▶

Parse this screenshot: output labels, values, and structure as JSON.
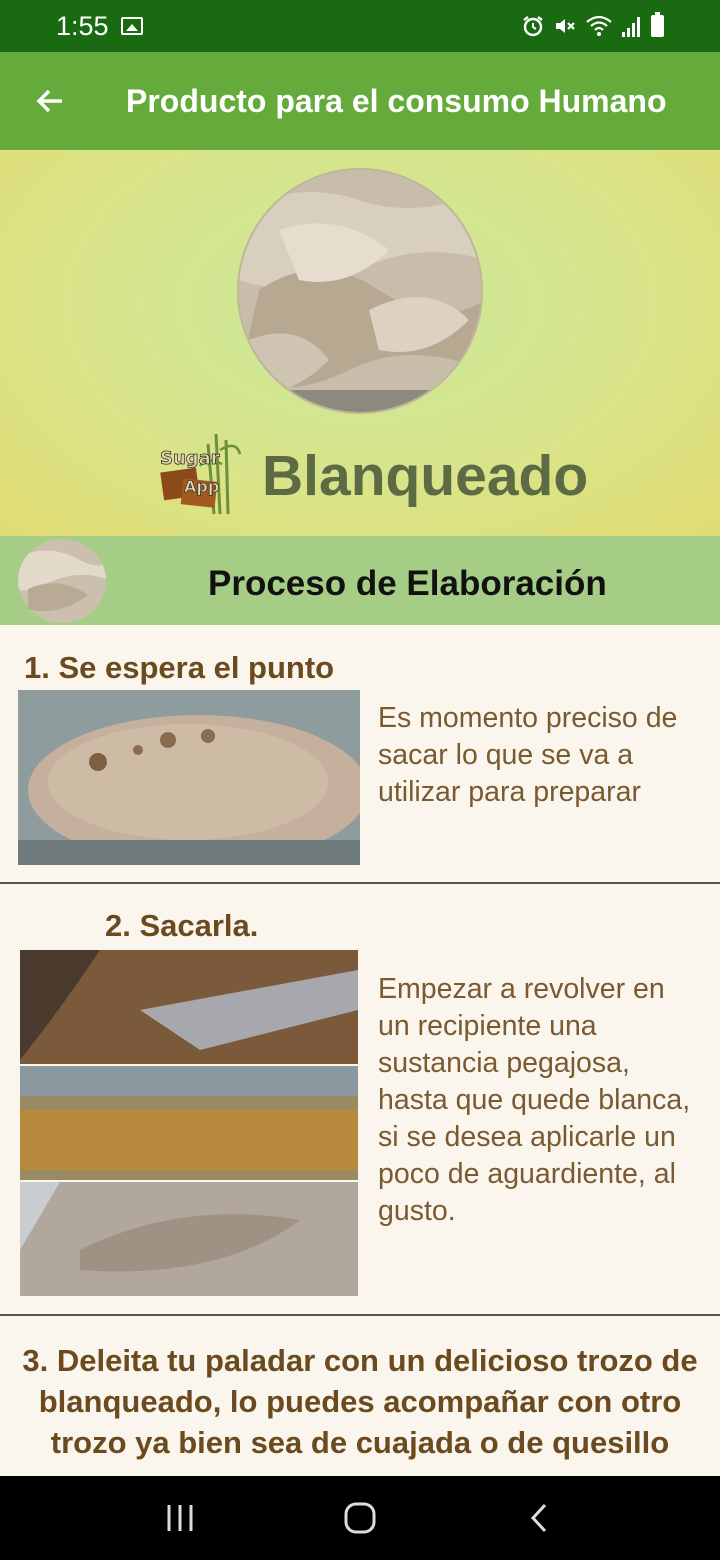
{
  "status_bar": {
    "time": "1:55"
  },
  "app_bar": {
    "title": "Producto para el consumo Humano"
  },
  "hero": {
    "title": "Blanqueado",
    "logo_text_1": "Sugar",
    "logo_text_2": "App"
  },
  "section": {
    "title": "Proceso de Elaboración"
  },
  "steps": [
    {
      "title": "1. Se espera el punto",
      "text": "Es momento preciso de sacar lo que se va a utilizar para preparar"
    },
    {
      "title": "2. Sacarla.",
      "text": "Empezar a revolver en un recipiente una sustancia pegajosa, hasta que quede blanca, si se desea aplicarle un poco de aguardiente, al gusto."
    },
    {
      "title": "3. Deleita tu paladar con un delicioso trozo de blanqueado, lo puedes acompañar con otro trozo ya bien sea de cuajada o de quesillo"
    }
  ],
  "colors": {
    "status_bar": "#1a6a12",
    "app_bar": "#64ab3c",
    "section_bar": "#a6cd86",
    "title_brown": "#6a4a1e",
    "hero_title": "#5d6b45"
  },
  "icons": [
    "gallery-icon",
    "alarm-icon",
    "mute-icon",
    "wifi-icon",
    "signal-icon",
    "battery-icon",
    "back-arrow-icon",
    "recents-icon",
    "home-icon",
    "back-nav-icon"
  ]
}
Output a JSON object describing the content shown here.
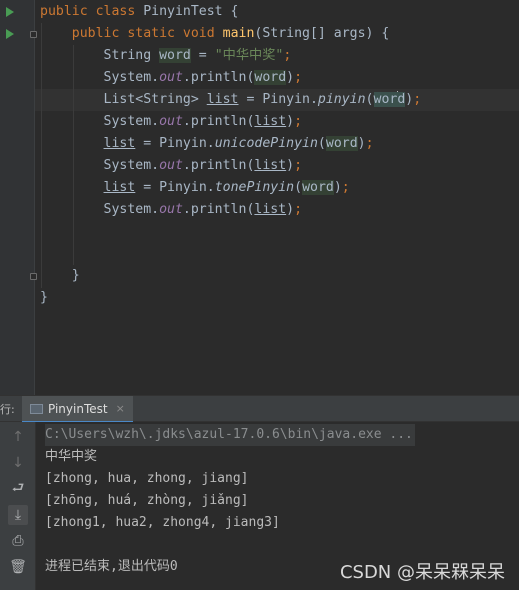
{
  "editor": {
    "lines": [
      {
        "tokens": [
          {
            "t": "public class ",
            "c": "kw"
          },
          {
            "t": "PinyinTest {",
            "c": ""
          }
        ]
      },
      {
        "tokens": [
          {
            "t": "    public static void ",
            "c": "kw"
          },
          {
            "t": "main",
            "c": "fn"
          },
          {
            "t": "(String[] args) {",
            "c": ""
          }
        ]
      },
      {
        "tokens": [
          {
            "t": "        String ",
            "c": ""
          },
          {
            "t": "word",
            "c": "var"
          },
          {
            "t": " = ",
            "c": ""
          },
          {
            "t": "\"中华中奖\"",
            "c": "str"
          },
          {
            "t": ";",
            "c": "kw"
          }
        ]
      },
      {
        "tokens": [
          {
            "t": "        System.",
            "c": ""
          },
          {
            "t": "out",
            "c": "fld"
          },
          {
            "t": ".println(",
            "c": ""
          },
          {
            "t": "word",
            "c": "var"
          },
          {
            "t": ")",
            "c": ""
          },
          {
            "t": ";",
            "c": "kw"
          }
        ]
      },
      {
        "tokens": [
          {
            "t": "        List<String> ",
            "c": ""
          },
          {
            "t": "list",
            "c": "ul"
          },
          {
            "t": " = Pinyin.",
            "c": ""
          },
          {
            "t": "pinyin",
            "c": "it"
          },
          {
            "t": "(",
            "c": ""
          },
          {
            "t": "wor",
            "c": "var2"
          },
          {
            "t": "",
            "c": "caret"
          },
          {
            "t": "d",
            "c": "var2"
          },
          {
            "t": ")",
            "c": ""
          },
          {
            "t": ";",
            "c": "kw"
          }
        ]
      },
      {
        "tokens": [
          {
            "t": "        System.",
            "c": ""
          },
          {
            "t": "out",
            "c": "fld"
          },
          {
            "t": ".println(",
            "c": ""
          },
          {
            "t": "list",
            "c": "ul"
          },
          {
            "t": ")",
            "c": ""
          },
          {
            "t": ";",
            "c": "kw"
          }
        ]
      },
      {
        "tokens": [
          {
            "t": "        ",
            "c": ""
          },
          {
            "t": "list",
            "c": "ul"
          },
          {
            "t": " = Pinyin.",
            "c": ""
          },
          {
            "t": "unicodePinyin",
            "c": "it"
          },
          {
            "t": "(",
            "c": ""
          },
          {
            "t": "word",
            "c": "var"
          },
          {
            "t": ")",
            "c": ""
          },
          {
            "t": ";",
            "c": "kw"
          }
        ]
      },
      {
        "tokens": [
          {
            "t": "        System.",
            "c": ""
          },
          {
            "t": "out",
            "c": "fld"
          },
          {
            "t": ".println(",
            "c": ""
          },
          {
            "t": "list",
            "c": "ul"
          },
          {
            "t": ")",
            "c": ""
          },
          {
            "t": ";",
            "c": "kw"
          }
        ]
      },
      {
        "tokens": [
          {
            "t": "        ",
            "c": ""
          },
          {
            "t": "list",
            "c": "ul"
          },
          {
            "t": " = Pinyin.",
            "c": ""
          },
          {
            "t": "tonePinyin",
            "c": "it"
          },
          {
            "t": "(",
            "c": ""
          },
          {
            "t": "word",
            "c": "var"
          },
          {
            "t": ")",
            "c": ""
          },
          {
            "t": ";",
            "c": "kw"
          }
        ]
      },
      {
        "tokens": [
          {
            "t": "        System.",
            "c": ""
          },
          {
            "t": "out",
            "c": "fld"
          },
          {
            "t": ".println(",
            "c": ""
          },
          {
            "t": "list",
            "c": "ul"
          },
          {
            "t": ")",
            "c": ""
          },
          {
            "t": ";",
            "c": "kw"
          }
        ]
      },
      {
        "tokens": []
      },
      {
        "tokens": []
      },
      {
        "tokens": [
          {
            "t": "    }",
            "c": ""
          }
        ]
      },
      {
        "tokens": [
          {
            "t": "}",
            "c": ""
          }
        ]
      }
    ]
  },
  "run_tab": {
    "prefix": "行:",
    "label": "PinyinTest",
    "close_glyph": "×",
    "icon": "application-window-icon"
  },
  "console": {
    "tools": [
      {
        "name": "arrow-up-icon",
        "glyph": "↑",
        "state": "off"
      },
      {
        "name": "arrow-down-icon",
        "glyph": "↓",
        "state": "off"
      },
      {
        "name": "soft-wrap-icon",
        "glyph": "⮐",
        "state": "on"
      },
      {
        "name": "scroll-to-end-icon",
        "glyph": "⤓",
        "state": "sel"
      },
      {
        "name": "print-icon",
        "glyph": "⎙",
        "state": "on"
      },
      {
        "name": "trash-icon",
        "glyph": "🗑",
        "state": "on"
      }
    ],
    "command": "C:\\Users\\wzh\\.jdks\\azul-17.0.6\\bin\\java.exe ...",
    "output": [
      "中华中奖",
      "[zhong, hua, zhong, jiang]",
      "[zhōng, huá, zhòng, jiǎng]",
      "[zhong1, hua2, zhong4, jiang3]",
      "",
      "进程已结束,退出代码0"
    ]
  },
  "watermark": "CSDN @呆呆槑呆呆",
  "colors": {
    "background": "#2b2b2b",
    "keyword": "#cc7832",
    "method": "#ffc66d",
    "string": "#6a8759",
    "static_field": "#9876aa",
    "run_arrow": "#499c54",
    "tab_underline": "#4a88c7"
  }
}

◀

Task objective: Make a verbatim copy of all the entries and strip out the pictures.

Answer to this task:
Parse this screenshot: output labels, values, and structure as JSON.
{
  "status_bar": {
    "time": "1:55"
  },
  "app_bar": {
    "title": "Producto para el consumo Humano"
  },
  "hero": {
    "title": "Blanqueado",
    "logo_text_1": "Sugar",
    "logo_text_2": "App"
  },
  "section": {
    "title": "Proceso de Elaboración"
  },
  "steps": [
    {
      "title": "1. Se espera el punto",
      "text": "Es momento preciso de sacar lo que se va a utilizar para preparar"
    },
    {
      "title": "2. Sacarla.",
      "text": "Empezar a revolver en un recipiente una sustancia pegajosa, hasta que quede blanca, si se desea aplicarle un poco de aguardiente, al gusto."
    },
    {
      "title": "3. Deleita tu paladar con un delicioso trozo de blanqueado, lo puedes acompañar con otro trozo ya bien sea de cuajada o de quesillo"
    }
  ],
  "colors": {
    "status_bar": "#1a6a12",
    "app_bar": "#64ab3c",
    "section_bar": "#a6cd86",
    "title_brown": "#6a4a1e",
    "hero_title": "#5d6b45"
  },
  "icons": [
    "gallery-icon",
    "alarm-icon",
    "mute-icon",
    "wifi-icon",
    "signal-icon",
    "battery-icon",
    "back-arrow-icon",
    "recents-icon",
    "home-icon",
    "back-nav-icon"
  ]
}
Output a JSON object describing the content shown here.
{
  "editor": {
    "lines": [
      {
        "tokens": [
          {
            "t": "public class ",
            "c": "kw"
          },
          {
            "t": "PinyinTest {",
            "c": ""
          }
        ]
      },
      {
        "tokens": [
          {
            "t": "    public static void ",
            "c": "kw"
          },
          {
            "t": "main",
            "c": "fn"
          },
          {
            "t": "(String[] args) {",
            "c": ""
          }
        ]
      },
      {
        "tokens": [
          {
            "t": "        String ",
            "c": ""
          },
          {
            "t": "word",
            "c": "var"
          },
          {
            "t": " = ",
            "c": ""
          },
          {
            "t": "\"中华中奖\"",
            "c": "str"
          },
          {
            "t": ";",
            "c": "kw"
          }
        ]
      },
      {
        "tokens": [
          {
            "t": "        System.",
            "c": ""
          },
          {
            "t": "out",
            "c": "fld"
          },
          {
            "t": ".println(",
            "c": ""
          },
          {
            "t": "word",
            "c": "var"
          },
          {
            "t": ")",
            "c": ""
          },
          {
            "t": ";",
            "c": "kw"
          }
        ]
      },
      {
        "tokens": [
          {
            "t": "        List<String> ",
            "c": ""
          },
          {
            "t": "list",
            "c": "ul"
          },
          {
            "t": " = Pinyin.",
            "c": ""
          },
          {
            "t": "pinyin",
            "c": "it"
          },
          {
            "t": "(",
            "c": ""
          },
          {
            "t": "wor",
            "c": "var2"
          },
          {
            "t": "",
            "c": "caret"
          },
          {
            "t": "d",
            "c": "var2"
          },
          {
            "t": ")",
            "c": ""
          },
          {
            "t": ";",
            "c": "kw"
          }
        ]
      },
      {
        "tokens": [
          {
            "t": "        System.",
            "c": ""
          },
          {
            "t": "out",
            "c": "fld"
          },
          {
            "t": ".println(",
            "c": ""
          },
          {
            "t": "list",
            "c": "ul"
          },
          {
            "t": ")",
            "c": ""
          },
          {
            "t": ";",
            "c": "kw"
          }
        ]
      },
      {
        "tokens": [
          {
            "t": "        ",
            "c": ""
          },
          {
            "t": "list",
            "c": "ul"
          },
          {
            "t": " = Pinyin.",
            "c": ""
          },
          {
            "t": "unicodePinyin",
            "c": "it"
          },
          {
            "t": "(",
            "c": ""
          },
          {
            "t": "word",
            "c": "var"
          },
          {
            "t": ")",
            "c": ""
          },
          {
            "t": ";",
            "c": "kw"
          }
        ]
      },
      {
        "tokens": [
          {
            "t": "        System.",
            "c": ""
          },
          {
            "t": "out",
            "c": "fld"
          },
          {
            "t": ".println(",
            "c": ""
          },
          {
            "t": "list",
            "c": "ul"
          },
          {
            "t": ")",
            "c": ""
          },
          {
            "t": ";",
            "c": "kw"
          }
        ]
      },
      {
        "tokens": [
          {
            "t": "        ",
            "c": ""
          },
          {
            "t": "list",
            "c": "ul"
          },
          {
            "t": " = Pinyin.",
            "c": ""
          },
          {
            "t": "tonePinyin",
            "c": "it"
          },
          {
            "t": "(",
            "c": ""
          },
          {
            "t": "word",
            "c": "var"
          },
          {
            "t": ")",
            "c": ""
          },
          {
            "t": ";",
            "c": "kw"
          }
        ]
      },
      {
        "tokens": [
          {
            "t": "        System.",
            "c": ""
          },
          {
            "t": "out",
            "c": "fld"
          },
          {
            "t": ".println(",
            "c": ""
          },
          {
            "t": "list",
            "c": "ul"
          },
          {
            "t": ")",
            "c": ""
          },
          {
            "t": ";",
            "c": "kw"
          }
        ]
      },
      {
        "tokens": []
      },
      {
        "tokens": []
      },
      {
        "tokens": [
          {
            "t": "    }",
            "c": ""
          }
        ]
      },
      {
        "tokens": [
          {
            "t": "}",
            "c": ""
          }
        ]
      }
    ]
  },
  "run_tab": {
    "prefix": "行:",
    "label": "PinyinTest",
    "close_glyph": "×",
    "icon": "application-window-icon"
  },
  "console": {
    "tools": [
      {
        "name": "arrow-up-icon",
        "glyph": "↑",
        "state": "off"
      },
      {
        "name": "arrow-down-icon",
        "glyph": "↓",
        "state": "off"
      },
      {
        "name": "soft-wrap-icon",
        "glyph": "⮐",
        "state": "on"
      },
      {
        "name": "scroll-to-end-icon",
        "glyph": "⤓",
        "state": "sel"
      },
      {
        "name": "print-icon",
        "glyph": "⎙",
        "state": "on"
      },
      {
        "name": "trash-icon",
        "glyph": "🗑",
        "state": "on"
      }
    ],
    "command": "C:\\Users\\wzh\\.jdks\\azul-17.0.6\\bin\\java.exe ...",
    "output": [
      "中华中奖",
      "[zhong, hua, zhong, jiang]",
      "[zhōng, huá, zhòng, jiǎng]",
      "[zhong1, hua2, zhong4, jiang3]",
      "",
      "进程已结束,退出代码0"
    ]
  },
  "watermark": "CSDN @呆呆槑呆呆",
  "colors": {
    "background": "#2b2b2b",
    "keyword": "#cc7832",
    "method": "#ffc66d",
    "string": "#6a8759",
    "static_field": "#9876aa",
    "run_arrow": "#499c54",
    "tab_underline": "#4a88c7"
  }
}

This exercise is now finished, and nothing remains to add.